*EXERCISE INPUT*.
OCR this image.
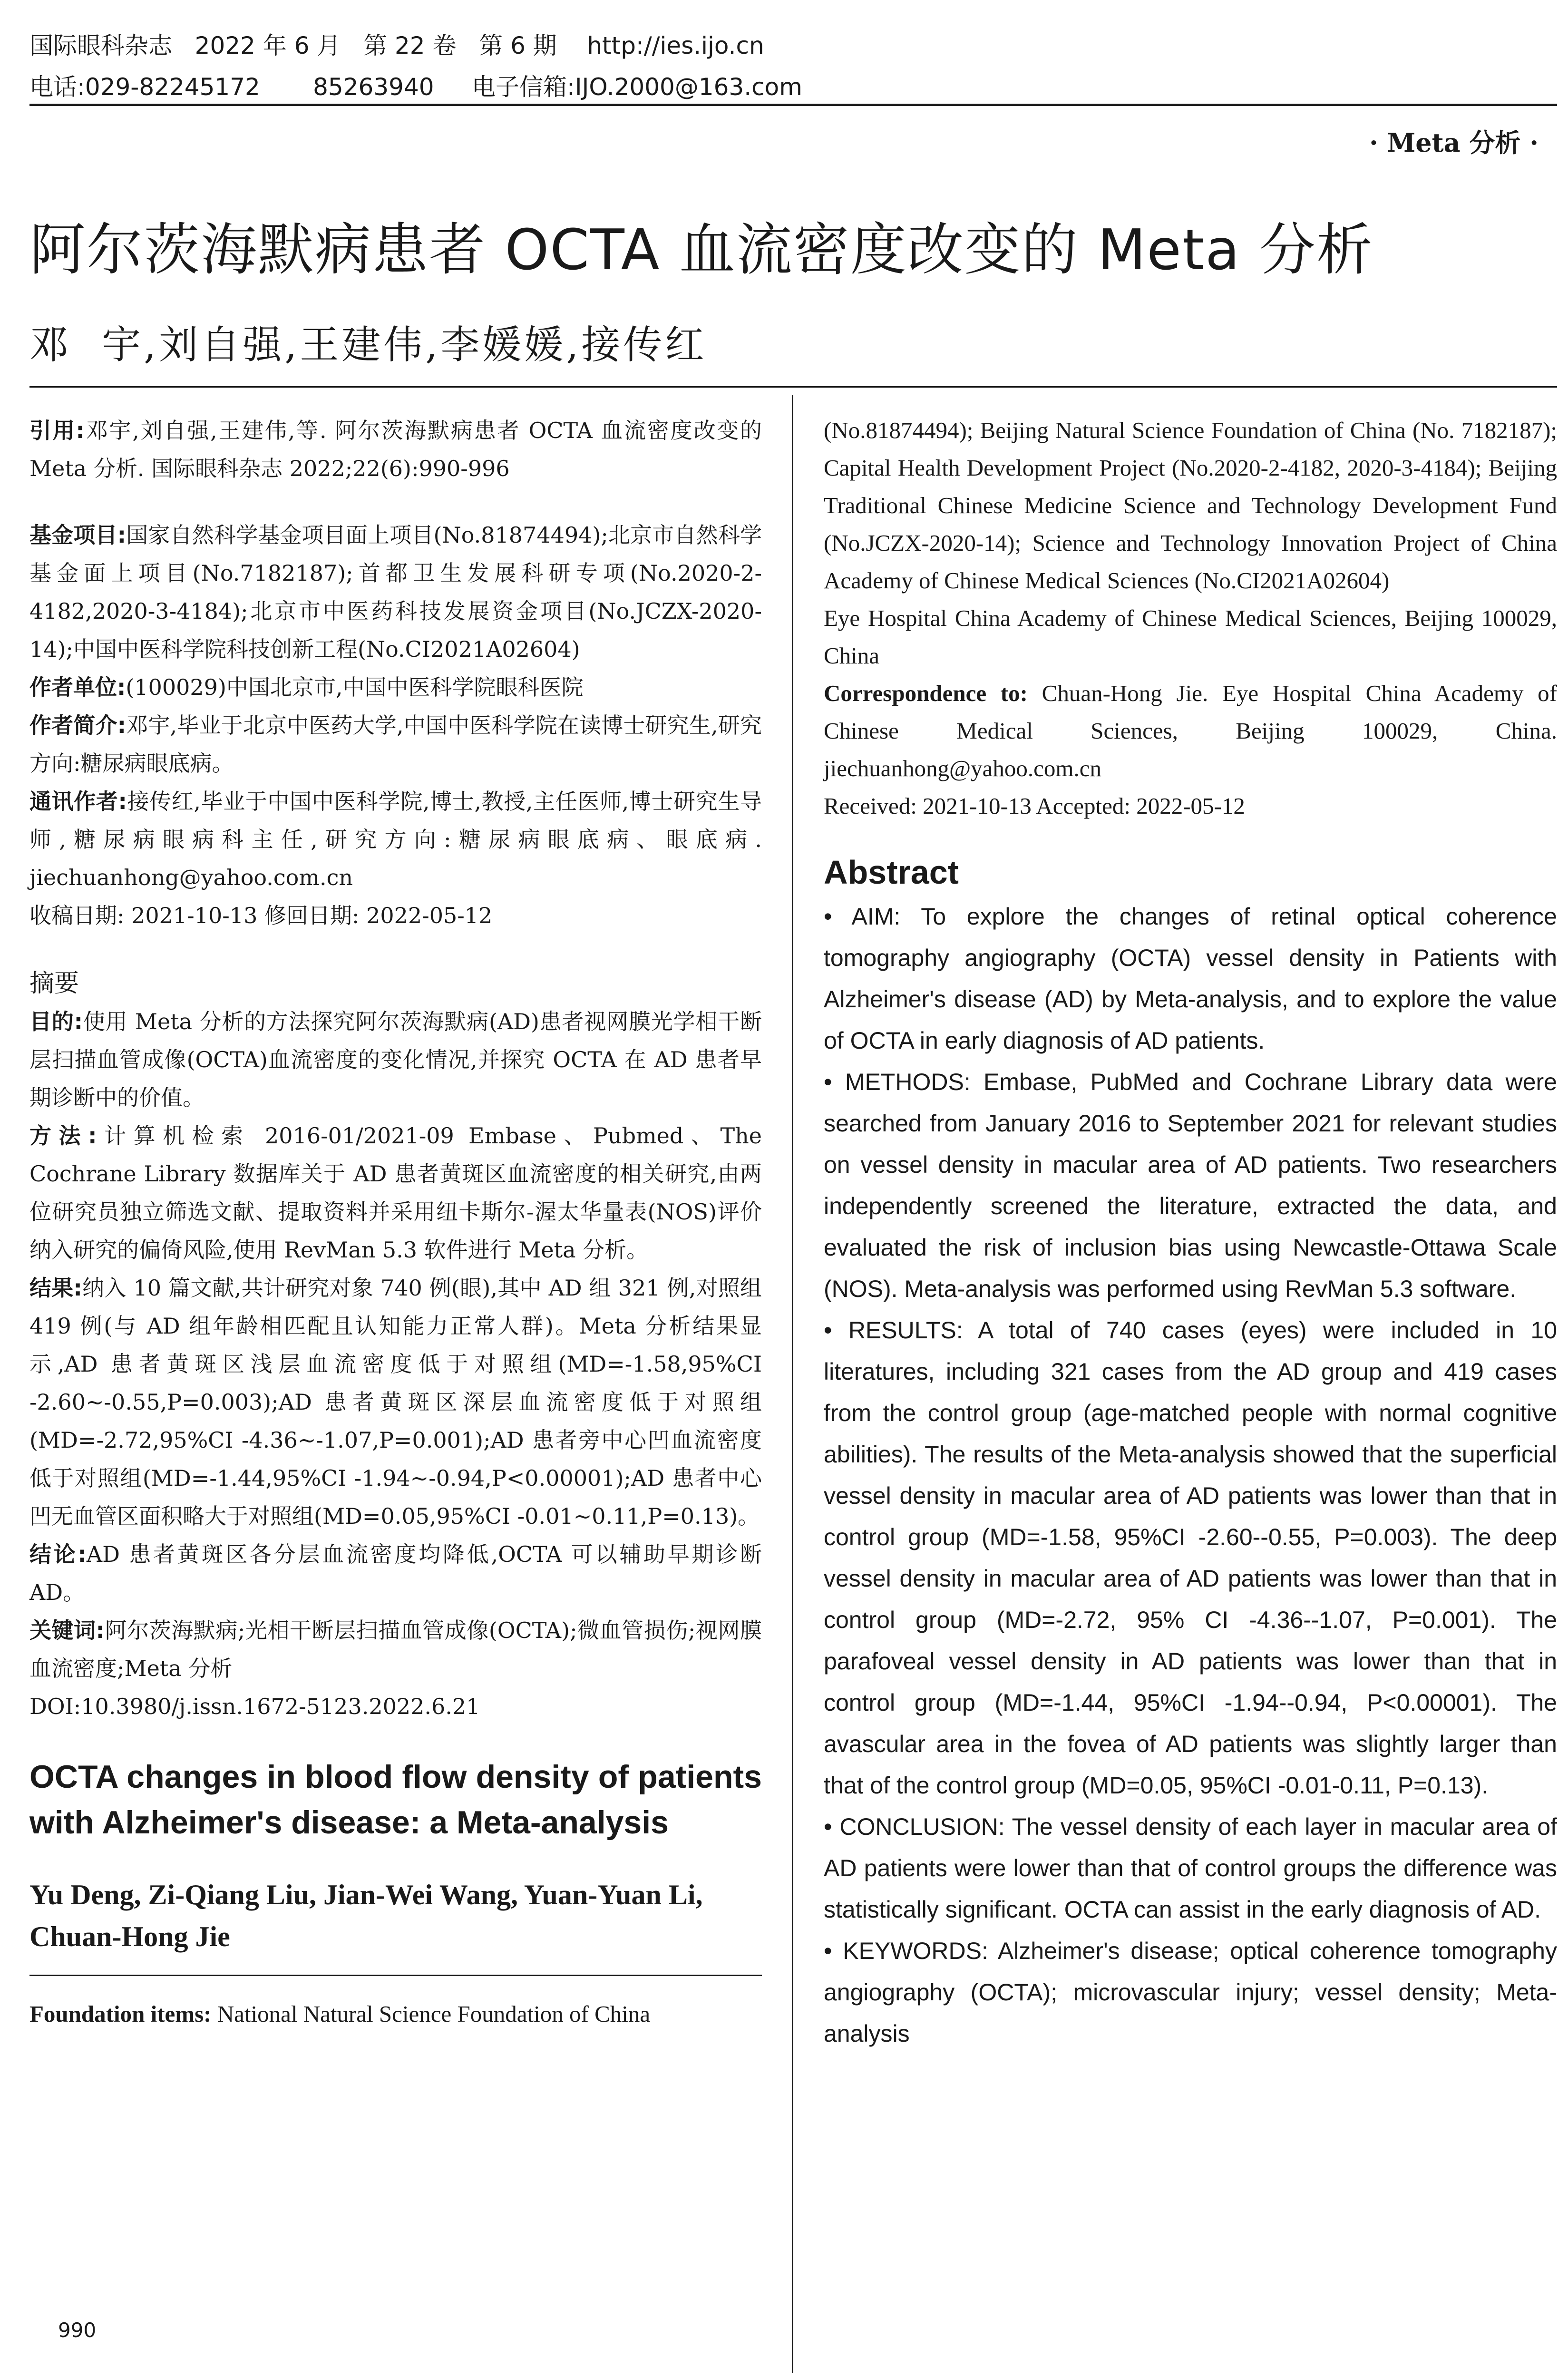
国际眼科杂志   2022 年 6 月   第 22 卷   第 6 期    http://ies.ijo.cn
电话:029-82245172       85263940     电子信箱:IJO.2000@163.com
· Meta 分析 ·
阿尔茨海默病患者 OCTA 血流密度改变的 Meta 分析
邓  宇,刘自强,王建伟,李媛媛,接传红

引用:邓宇,刘自强,王建伟,等. 阿尔茨海默病患者 OCTA 血流密度改变的 Meta 分析. 国际眼科杂志 2022;22(6):990-996

基金项目:国家自然科学基金项目面上项目(No.81874494);北京市自然科学基金面上项目(No.7182187);首都卫生发展科研专项(No.2020-2-4182,2020-3-4184);北京市中医药科技发展资金项目(No.JCZX-2020-14);中国中医科学院科技创新工程(No.CI2021A02604)

作者单位:(100029)中国北京市,中国中医科学院眼科医院

作者简介:邓宇,毕业于北京中医药大学,中国中医科学院在读博士研究生,研究方向:糖尿病眼底病。

通讯作者:接传红,毕业于中国中医科学院,博士,教授,主任医师,博士研究生导师,糖尿病眼病科主任,研究方向:糖尿病眼底病、眼底病. jiechuanhong@yahoo.com.cn

收稿日期: 2021-10-13 修回日期: 2022-05-12

摘要

目的:使用 Meta 分析的方法探究阿尔茨海默病(AD)患者视网膜光学相干断层扫描血管成像(OCTA)血流密度的变化情况,并探究 OCTA 在 AD 患者早期诊断中的价值。

方法:计算机检索 2016-01/2021-09 Embase、Pubmed、The Cochrane Library 数据库关于 AD 患者黄斑区血流密度的相关研究,由两位研究员独立筛选文献、提取资料并采用纽卡斯尔-渥太华量表(NOS)评价纳入研究的偏倚风险,使用 RevMan 5.3 软件进行 Meta 分析。

结果:纳入 10 篇文献,共计研究对象 740 例(眼),其中 AD 组 321 例,对照组 419 例(与 AD 组年龄相匹配且认知能力正常人群)。Meta 分析结果显示,AD 患者黄斑区浅层血流密度低于对照组(MD=-1.58,95%CI -2.60~-0.55,P=0.003);AD 患者黄斑区深层血流密度低于对照组(MD=-2.72,95%CI -4.36~-1.07,P=0.001);AD 患者旁中心凹血流密度低于对照组(MD=-1.44,95%CI -1.94~-0.94,P<0.00001);AD 患者中心凹无血管区面积略大于对照组(MD=0.05,95%CI -0.01~0.11,P=0.13)。

结论:AD 患者黄斑区各分层血流密度均降低,OCTA 可以辅助早期诊断 AD。

关键词:阿尔茨海默病;光相干断层扫描血管成像(OCTA);微血管损伤;视网膜血流密度;Meta 分析

DOI:10.3980/j.issn.1672-5123.2022.6.21

OCTA changes in blood flow density of patients with Alzheimer's disease: a Meta-analysis

Yu Deng, Zi-Qiang Liu, Jian-Wei Wang, Yuan-Yuan Li, Chuan-Hong Jie

Foundation items: National Natural Science Foundation of China

(No.81874494); Beijing Natural Science Foundation of China (No. 7182187); Capital Health Development Project (No.2020-2-4182, 2020-3-4184); Beijing Traditional Chinese Medicine Science and Technology Development Fund (No.JCZX-2020-14); Science and Technology Innovation Project of China Academy of Chinese Medical Sciences (No.CI2021A02604)

Eye Hospital China Academy of Chinese Medical Sciences, Beijing 100029, China

Correspondence to: Chuan-Hong Jie. Eye Hospital China Academy of Chinese Medical Sciences, Beijing 100029, China. jiechuanhong@yahoo.com.cn

Received: 2021-10-13 Accepted: 2022-05-12

Abstract

• AIM: To explore the changes of retinal optical coherence tomography angiography (OCTA) vessel density in Patients with Alzheimer's disease (AD) by Meta-analysis, and to explore the value of OCTA in early diagnosis of AD patients.

• METHODS: Embase, PubMed and Cochrane Library data were searched from January 2016 to September 2021 for relevant studies on vessel density in macular area of AD patients. Two researchers independently screened the literature, extracted the data, and evaluated the risk of inclusion bias using Newcastle-Ottawa Scale (NOS). Meta-analysis was performed using RevMan 5.3 software.

• RESULTS: A total of 740 cases (eyes) were included in 10 literatures, including 321 cases from the AD group and 419 cases from the control group (age-matched people with normal cognitive abilities). The results of the Meta-analysis showed that the superficial vessel density in macular area of AD patients was lower than that in control group (MD=-1.58, 95%CI -2.60--0.55, P=0.003). The deep vessel density in macular area of AD patients was lower than that in control group (MD=-2.72, 95% CI -4.36--1.07, P=0.001). The parafoveal vessel density in AD patients was lower than that in control group (MD=-1.44, 95%CI -1.94--0.94, P<0.00001). The avascular area in the fovea of AD patients was slightly larger than that of the control group (MD=0.05, 95%CI -0.01-0.11, P=0.13).

• CONCLUSION: The vessel density of each layer in macular area of AD patients were lower than that of control groups the difference was statistically significant. OCTA can assist in the early diagnosis of AD.

• KEYWORDS: Alzheimer's disease; optical coherence tomography angiography (OCTA); microvascular injury; vessel density; Meta-analysis

990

*TO DO*.
From the records above, tally every line that includes the word "国际眼科杂志" and reply with the total by itself.

*RESPONSE BOX*.
2